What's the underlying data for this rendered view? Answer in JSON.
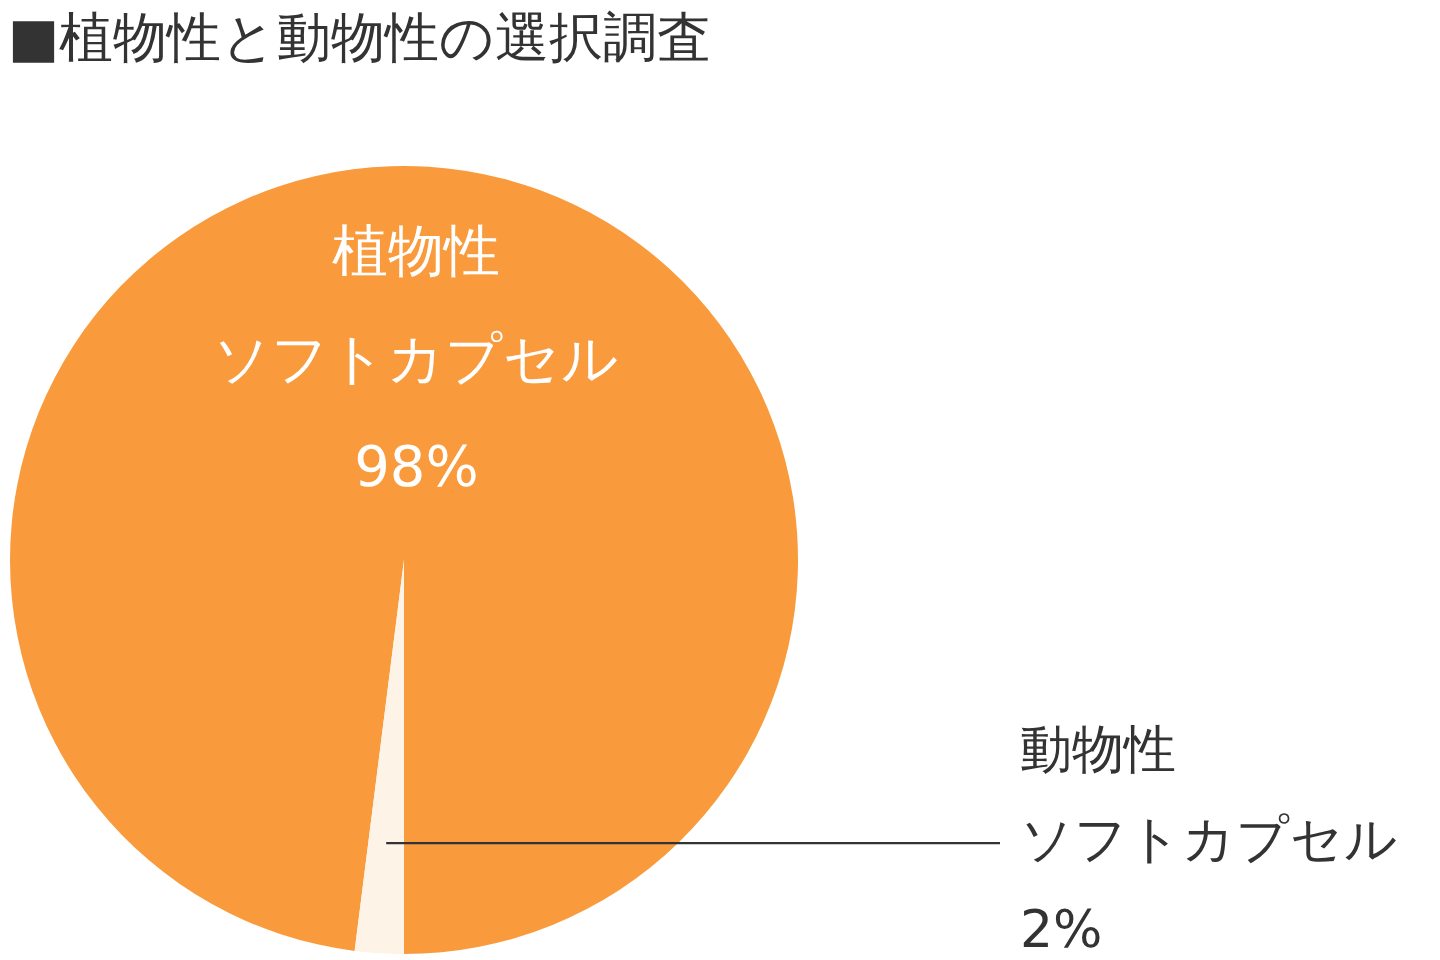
{
  "chart_data": {
    "type": "pie",
    "title": "■植物性と動物性の選択調査",
    "categories": [
      "植物性ソフトカプセル",
      "動物性ソフトカプセル"
    ],
    "values": [
      98,
      2
    ],
    "colors": [
      "#f99b3c",
      "#fdf3e6"
    ],
    "value_labels": [
      "98%",
      "2%"
    ],
    "legend": false
  }
}
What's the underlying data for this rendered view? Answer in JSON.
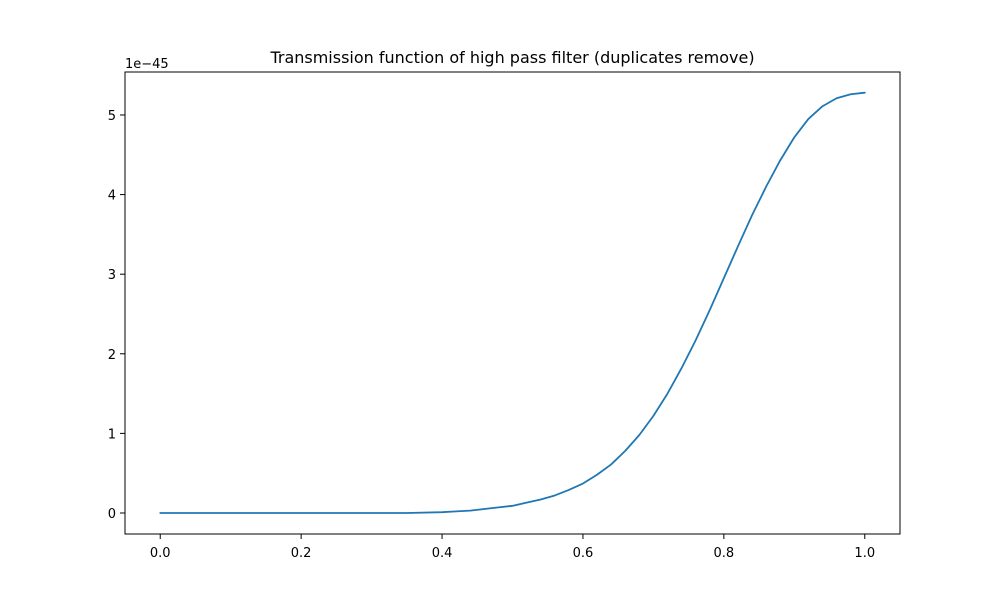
{
  "chart_data": {
    "type": "line",
    "title": "Transmission function of high pass filter (duplicates remove)",
    "xlabel": "",
    "ylabel": "",
    "offset_label": "1e−45",
    "xlim": [
      -0.05,
      1.05
    ],
    "ylim": [
      -0.264,
      5.54
    ],
    "x_ticks": [
      0.0,
      0.2,
      0.4,
      0.6,
      0.8,
      1.0
    ],
    "x_tick_labels": [
      "0.0",
      "0.2",
      "0.4",
      "0.6",
      "0.8",
      "1.0"
    ],
    "y_ticks": [
      0,
      1,
      2,
      3,
      4,
      5
    ],
    "y_tick_labels": [
      "0",
      "1",
      "2",
      "3",
      "4",
      "5"
    ],
    "grid": false,
    "line_color": "#1f77b4",
    "series": [
      {
        "x": [
          0.0,
          0.05,
          0.1,
          0.15,
          0.2,
          0.25,
          0.3,
          0.35,
          0.4,
          0.42,
          0.44,
          0.46,
          0.48,
          0.5,
          0.52,
          0.54,
          0.56,
          0.58,
          0.6,
          0.62,
          0.64,
          0.66,
          0.68,
          0.7,
          0.72,
          0.74,
          0.76,
          0.78,
          0.8,
          0.82,
          0.84,
          0.86,
          0.88,
          0.9,
          0.92,
          0.94,
          0.96,
          0.98,
          1.0
        ],
        "y": [
          0,
          0,
          0,
          0,
          0,
          0,
          0,
          0,
          0.01,
          0.02,
          0.03,
          0.05,
          0.07,
          0.09,
          0.13,
          0.17,
          0.22,
          0.29,
          0.37,
          0.48,
          0.61,
          0.78,
          0.98,
          1.22,
          1.5,
          1.82,
          2.17,
          2.55,
          2.95,
          3.35,
          3.74,
          4.1,
          4.43,
          4.72,
          4.95,
          5.11,
          5.21,
          5.26,
          5.28
        ]
      }
    ]
  }
}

---*---

§ WORK INSTRUCTIONS:
Select the lines from the entries that include the word "title".

§ RESPONSE:
    "title": "■植物性と動物性の選択調査",
    "title": "Transmission function of high pass filter (duplicates remove)",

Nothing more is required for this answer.